Reading text:

+++++

Hakuin wasn't a Zen Master, he was a religious fraud: Sound of One Hand.

The OP is a new age troll:

>WanderingRonin is a multiple accounts alt_troll and self-anointed "internet guru" who stalks and harasses people who expose his self-certification scam and content brigading. He also claims to be in touch with "modern Masters", by which he means new age spiritualists. Best part: WanderingRonin77 defends the enlightenments of "sex predator lineages". He thinks his made up religion is "powerful and effective" though, and people who say it is made up are "afraid". He is only a little proud of his harassment.. He had been surreptiously editing and deleting comments to cover his tracks, but now he is bragging about it because the forum no longer takes him seriously.

u/Dillon123 · 1 pointr/zen

Do you deny this is the copy to sell the book?

+++++

Extracted data:

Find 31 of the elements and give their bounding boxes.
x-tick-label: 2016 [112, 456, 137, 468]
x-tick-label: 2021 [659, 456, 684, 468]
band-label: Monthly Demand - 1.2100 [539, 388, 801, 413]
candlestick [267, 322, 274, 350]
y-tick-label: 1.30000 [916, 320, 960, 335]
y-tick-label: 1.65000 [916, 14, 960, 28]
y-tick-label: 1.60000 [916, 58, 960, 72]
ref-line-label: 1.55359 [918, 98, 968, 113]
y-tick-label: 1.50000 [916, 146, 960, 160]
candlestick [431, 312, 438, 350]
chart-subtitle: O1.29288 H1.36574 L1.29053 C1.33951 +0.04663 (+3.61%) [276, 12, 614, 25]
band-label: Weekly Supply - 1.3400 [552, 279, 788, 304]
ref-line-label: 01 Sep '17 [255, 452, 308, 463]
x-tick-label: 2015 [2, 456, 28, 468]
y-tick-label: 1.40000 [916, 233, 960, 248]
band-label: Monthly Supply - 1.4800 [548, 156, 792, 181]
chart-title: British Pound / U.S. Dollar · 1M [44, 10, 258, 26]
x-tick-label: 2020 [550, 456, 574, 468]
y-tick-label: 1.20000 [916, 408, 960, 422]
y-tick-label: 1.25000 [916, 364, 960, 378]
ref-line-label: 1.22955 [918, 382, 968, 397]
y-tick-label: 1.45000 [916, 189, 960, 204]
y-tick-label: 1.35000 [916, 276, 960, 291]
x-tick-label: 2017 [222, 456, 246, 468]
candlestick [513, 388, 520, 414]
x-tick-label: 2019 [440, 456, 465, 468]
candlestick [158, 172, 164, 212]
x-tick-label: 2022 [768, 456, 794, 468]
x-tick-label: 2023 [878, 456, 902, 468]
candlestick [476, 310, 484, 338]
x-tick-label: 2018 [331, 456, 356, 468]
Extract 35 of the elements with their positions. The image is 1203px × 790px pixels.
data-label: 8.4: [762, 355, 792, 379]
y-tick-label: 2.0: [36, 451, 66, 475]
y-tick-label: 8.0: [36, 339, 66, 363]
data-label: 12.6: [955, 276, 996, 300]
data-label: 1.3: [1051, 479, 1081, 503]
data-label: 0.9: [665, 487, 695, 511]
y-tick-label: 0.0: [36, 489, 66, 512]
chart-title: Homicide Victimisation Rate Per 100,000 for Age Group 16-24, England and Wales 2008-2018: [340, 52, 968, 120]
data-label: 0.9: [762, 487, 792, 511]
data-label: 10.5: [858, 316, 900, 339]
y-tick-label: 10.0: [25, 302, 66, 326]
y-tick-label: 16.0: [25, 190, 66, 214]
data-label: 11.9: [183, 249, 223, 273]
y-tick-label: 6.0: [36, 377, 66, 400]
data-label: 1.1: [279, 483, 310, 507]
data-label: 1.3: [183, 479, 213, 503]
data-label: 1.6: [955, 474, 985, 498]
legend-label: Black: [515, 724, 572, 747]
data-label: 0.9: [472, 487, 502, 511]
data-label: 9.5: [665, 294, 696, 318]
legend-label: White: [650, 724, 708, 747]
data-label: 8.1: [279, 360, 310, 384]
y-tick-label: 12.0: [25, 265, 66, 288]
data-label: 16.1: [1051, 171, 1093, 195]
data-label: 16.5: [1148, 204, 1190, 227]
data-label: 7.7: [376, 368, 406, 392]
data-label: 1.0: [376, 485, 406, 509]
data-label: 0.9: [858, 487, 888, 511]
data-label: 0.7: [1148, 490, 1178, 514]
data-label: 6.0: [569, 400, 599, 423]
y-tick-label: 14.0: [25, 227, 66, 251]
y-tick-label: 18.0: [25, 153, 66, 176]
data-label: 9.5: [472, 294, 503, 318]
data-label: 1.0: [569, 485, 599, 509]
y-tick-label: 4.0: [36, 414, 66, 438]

+++++

Retype everything in the forum post above from "The OP is a" down to "takes him seriously.", word for word.

The OP is a new age troll:

>WanderingRonin is a multiple accounts alt_troll and self-anointed "internet guru" who stalks and harasses people who expose his self-certification scam and content brigading. He also claims to be in touch with "modern Masters", by which he means new age spiritualists. Best part: WanderingRonin77 defends the enlightenments of "sex predator lineages". He thinks his made up religion is "powerful and effective" though, and people who say it is made up are "afraid". He is only a little proud of his harassment.. He had been surreptiously editing and deleting comments to cover his tracks, but now he is bragging about it because the forum no longer takes him seriously.